*Records for the task*
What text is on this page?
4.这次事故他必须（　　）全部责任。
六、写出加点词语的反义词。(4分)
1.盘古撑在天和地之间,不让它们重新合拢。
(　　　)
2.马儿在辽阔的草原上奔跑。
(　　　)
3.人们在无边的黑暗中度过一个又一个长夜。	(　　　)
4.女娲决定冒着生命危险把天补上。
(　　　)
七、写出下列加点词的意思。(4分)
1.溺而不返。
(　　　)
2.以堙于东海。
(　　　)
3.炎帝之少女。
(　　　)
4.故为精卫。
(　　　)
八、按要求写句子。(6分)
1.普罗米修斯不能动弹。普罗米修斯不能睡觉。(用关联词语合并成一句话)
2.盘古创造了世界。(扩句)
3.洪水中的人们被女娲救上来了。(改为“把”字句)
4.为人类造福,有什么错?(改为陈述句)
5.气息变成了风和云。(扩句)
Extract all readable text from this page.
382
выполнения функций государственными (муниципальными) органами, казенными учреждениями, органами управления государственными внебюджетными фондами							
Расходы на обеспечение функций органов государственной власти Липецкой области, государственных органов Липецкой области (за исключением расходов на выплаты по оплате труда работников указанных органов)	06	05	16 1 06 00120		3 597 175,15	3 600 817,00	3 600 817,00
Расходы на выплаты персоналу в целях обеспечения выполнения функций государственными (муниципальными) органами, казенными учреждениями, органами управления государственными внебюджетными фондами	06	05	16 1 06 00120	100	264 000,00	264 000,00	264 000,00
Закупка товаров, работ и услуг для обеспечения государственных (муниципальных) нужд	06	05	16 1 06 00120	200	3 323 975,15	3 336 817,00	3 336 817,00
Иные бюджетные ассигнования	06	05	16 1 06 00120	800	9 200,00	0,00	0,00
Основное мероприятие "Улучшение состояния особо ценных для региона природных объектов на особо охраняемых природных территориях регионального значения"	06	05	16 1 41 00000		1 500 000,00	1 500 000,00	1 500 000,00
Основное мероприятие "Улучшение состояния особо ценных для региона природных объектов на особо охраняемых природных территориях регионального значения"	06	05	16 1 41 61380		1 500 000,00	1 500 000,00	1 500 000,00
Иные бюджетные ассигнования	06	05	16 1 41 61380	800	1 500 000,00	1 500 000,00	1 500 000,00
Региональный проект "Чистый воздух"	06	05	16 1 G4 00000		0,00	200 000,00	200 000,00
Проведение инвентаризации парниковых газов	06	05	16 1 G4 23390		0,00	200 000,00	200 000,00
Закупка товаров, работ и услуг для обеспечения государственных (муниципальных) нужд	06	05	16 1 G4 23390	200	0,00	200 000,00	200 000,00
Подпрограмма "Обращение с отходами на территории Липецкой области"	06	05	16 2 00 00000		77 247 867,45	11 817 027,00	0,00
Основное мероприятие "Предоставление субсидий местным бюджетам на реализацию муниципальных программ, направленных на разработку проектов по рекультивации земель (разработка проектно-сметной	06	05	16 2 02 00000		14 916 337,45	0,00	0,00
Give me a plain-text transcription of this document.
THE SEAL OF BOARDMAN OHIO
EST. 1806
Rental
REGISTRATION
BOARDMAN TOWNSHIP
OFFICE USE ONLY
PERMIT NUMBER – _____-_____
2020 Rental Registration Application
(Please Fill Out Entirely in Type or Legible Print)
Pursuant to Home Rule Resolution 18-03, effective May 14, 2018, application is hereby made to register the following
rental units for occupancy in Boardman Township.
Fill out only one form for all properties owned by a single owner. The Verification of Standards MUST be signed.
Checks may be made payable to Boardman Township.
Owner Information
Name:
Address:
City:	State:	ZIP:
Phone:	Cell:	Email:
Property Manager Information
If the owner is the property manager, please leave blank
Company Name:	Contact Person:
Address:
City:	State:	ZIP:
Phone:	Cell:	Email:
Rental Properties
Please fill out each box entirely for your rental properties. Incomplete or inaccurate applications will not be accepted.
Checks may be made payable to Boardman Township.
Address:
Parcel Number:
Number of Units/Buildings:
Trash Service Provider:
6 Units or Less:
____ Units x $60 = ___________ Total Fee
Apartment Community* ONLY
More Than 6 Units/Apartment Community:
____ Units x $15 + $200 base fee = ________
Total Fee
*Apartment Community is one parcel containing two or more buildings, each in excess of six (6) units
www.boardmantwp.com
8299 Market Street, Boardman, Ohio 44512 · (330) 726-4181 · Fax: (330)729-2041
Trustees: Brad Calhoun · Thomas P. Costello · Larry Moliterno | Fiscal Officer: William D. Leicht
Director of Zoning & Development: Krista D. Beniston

*Description of the task*
Which lines contain "государственными"? Copy each of them.

*Exercise answer*
выполнения функций государственными (муниципальными) органами, казенными учреждениями, органами управления государственными внебюджетными фондами							
Расходы на выплаты персоналу в целях обеспечения выполнения функций государственными (муниципальными) органами, казенными учреждениями, органами управления государственными внебюджетными фондами	06	05	16 1 06 00120	100	264 000,00	264 000,00	264 000,00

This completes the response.